Entries with figure data:
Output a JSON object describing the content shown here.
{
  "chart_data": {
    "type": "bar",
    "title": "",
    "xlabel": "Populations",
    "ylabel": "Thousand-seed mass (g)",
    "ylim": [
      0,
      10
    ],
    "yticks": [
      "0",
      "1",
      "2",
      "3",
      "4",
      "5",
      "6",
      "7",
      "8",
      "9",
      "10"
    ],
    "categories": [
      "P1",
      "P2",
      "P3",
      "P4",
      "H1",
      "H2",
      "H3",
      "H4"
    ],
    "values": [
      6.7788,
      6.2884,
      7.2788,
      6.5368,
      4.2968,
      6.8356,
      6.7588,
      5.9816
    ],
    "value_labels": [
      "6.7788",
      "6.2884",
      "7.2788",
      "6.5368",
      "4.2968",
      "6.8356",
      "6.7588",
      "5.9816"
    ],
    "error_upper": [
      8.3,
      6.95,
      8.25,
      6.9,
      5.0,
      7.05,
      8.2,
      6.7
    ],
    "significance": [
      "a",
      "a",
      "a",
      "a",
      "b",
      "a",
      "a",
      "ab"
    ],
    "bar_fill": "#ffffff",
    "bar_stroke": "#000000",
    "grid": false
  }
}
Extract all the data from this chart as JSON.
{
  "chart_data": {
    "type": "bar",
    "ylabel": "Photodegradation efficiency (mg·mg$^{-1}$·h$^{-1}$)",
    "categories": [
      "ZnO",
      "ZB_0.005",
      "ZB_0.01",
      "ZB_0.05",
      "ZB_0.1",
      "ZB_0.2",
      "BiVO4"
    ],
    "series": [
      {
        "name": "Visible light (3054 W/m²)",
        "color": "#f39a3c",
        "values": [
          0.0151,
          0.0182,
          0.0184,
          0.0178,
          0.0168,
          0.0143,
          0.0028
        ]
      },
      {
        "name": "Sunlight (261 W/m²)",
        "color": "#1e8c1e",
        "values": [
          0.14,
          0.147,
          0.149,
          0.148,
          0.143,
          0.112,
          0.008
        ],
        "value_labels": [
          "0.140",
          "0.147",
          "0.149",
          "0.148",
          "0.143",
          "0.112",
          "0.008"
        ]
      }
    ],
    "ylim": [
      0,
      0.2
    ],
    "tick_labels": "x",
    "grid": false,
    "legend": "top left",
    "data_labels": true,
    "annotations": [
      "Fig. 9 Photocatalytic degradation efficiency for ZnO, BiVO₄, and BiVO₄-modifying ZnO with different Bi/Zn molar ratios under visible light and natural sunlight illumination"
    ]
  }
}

## Short task
Lines of the listing that contain the word "ylabel" are to be counted; report only their number.

## Solution below
2